▶ Dataset items
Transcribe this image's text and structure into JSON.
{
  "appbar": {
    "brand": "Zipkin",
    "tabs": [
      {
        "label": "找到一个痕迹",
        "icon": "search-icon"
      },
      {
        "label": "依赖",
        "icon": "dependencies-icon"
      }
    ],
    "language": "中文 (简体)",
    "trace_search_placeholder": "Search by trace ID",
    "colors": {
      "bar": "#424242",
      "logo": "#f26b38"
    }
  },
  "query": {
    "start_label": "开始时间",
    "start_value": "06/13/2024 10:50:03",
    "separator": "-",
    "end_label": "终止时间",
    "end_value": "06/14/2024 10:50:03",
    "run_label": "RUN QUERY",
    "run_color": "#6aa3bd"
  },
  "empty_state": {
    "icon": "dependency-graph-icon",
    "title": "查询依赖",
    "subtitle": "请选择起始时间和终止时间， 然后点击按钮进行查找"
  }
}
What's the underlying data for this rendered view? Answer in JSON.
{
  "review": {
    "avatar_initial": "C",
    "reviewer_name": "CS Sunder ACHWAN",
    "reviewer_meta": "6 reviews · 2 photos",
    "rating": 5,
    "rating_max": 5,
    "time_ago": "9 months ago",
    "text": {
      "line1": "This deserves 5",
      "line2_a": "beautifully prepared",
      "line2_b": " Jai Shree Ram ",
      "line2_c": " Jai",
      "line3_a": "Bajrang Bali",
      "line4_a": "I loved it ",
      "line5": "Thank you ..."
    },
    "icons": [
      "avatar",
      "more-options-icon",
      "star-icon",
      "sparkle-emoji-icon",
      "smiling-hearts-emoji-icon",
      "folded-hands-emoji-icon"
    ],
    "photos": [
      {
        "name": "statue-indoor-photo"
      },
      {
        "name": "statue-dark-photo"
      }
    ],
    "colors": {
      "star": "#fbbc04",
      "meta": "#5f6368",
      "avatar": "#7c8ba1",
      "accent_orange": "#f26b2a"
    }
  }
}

▶ TASK GOAL
Copy out the whole listing exactly; please set it all down.

▶ SOLUTION FOR THIS TASK
Transcribe this image's text and structure into JSON.
{
  "appbar": {
    "brand": "Zipkin",
    "tabs": [
      {
        "label": "找到一个痕迹",
        "icon": "search-icon"
      },
      {
        "label": "依赖",
        "icon": "dependencies-icon"
      }
    ],
    "language": "中文 (简体)",
    "trace_search_placeholder": "Search by trace ID",
    "colors": {
      "bar": "#424242",
      "logo": "#f26b38"
    }
  },
  "query": {
    "start_label": "开始时间",
    "start_value": "06/13/2024 10:50:03",
    "separator": "-",
    "end_label": "终止时间",
    "end_value": "06/14/2024 10:50:03",
    "run_label": "RUN QUERY",
    "run_color": "#6aa3bd"
  },
  "empty_state": {
    "icon": "dependency-graph-icon",
    "title": "查询依赖",
    "subtitle": "请选择起始时间和终止时间， 然后点击按钮进行查找"
  }
}
What's the underlying data for this rendered view? Answer in JSON.
{
  "review": {
    "avatar_initial": "C",
    "reviewer_name": "CS Sunder ACHWAN",
    "reviewer_meta": "6 reviews · 2 photos",
    "rating": 5,
    "rating_max": 5,
    "time_ago": "9 months ago",
    "text": {
      "line1": "This deserves 5",
      "line2_a": "beautifully prepared",
      "line2_b": " Jai Shree Ram ",
      "line2_c": " Jai",
      "line3_a": "Bajrang Bali",
      "line4_a": "I loved it ",
      "line5": "Thank you ..."
    },
    "icons": [
      "avatar",
      "more-options-icon",
      "star-icon",
      "sparkle-emoji-icon",
      "smiling-hearts-emoji-icon",
      "folded-hands-emoji-icon"
    ],
    "photos": [
      {
        "name": "statue-indoor-photo"
      },
      {
        "name": "statue-dark-photo"
      }
    ],
    "colors": {
      "star": "#fbbc04",
      "meta": "#5f6368",
      "avatar": "#7c8ba1",
      "accent_orange": "#f26b2a"
    }
  }
}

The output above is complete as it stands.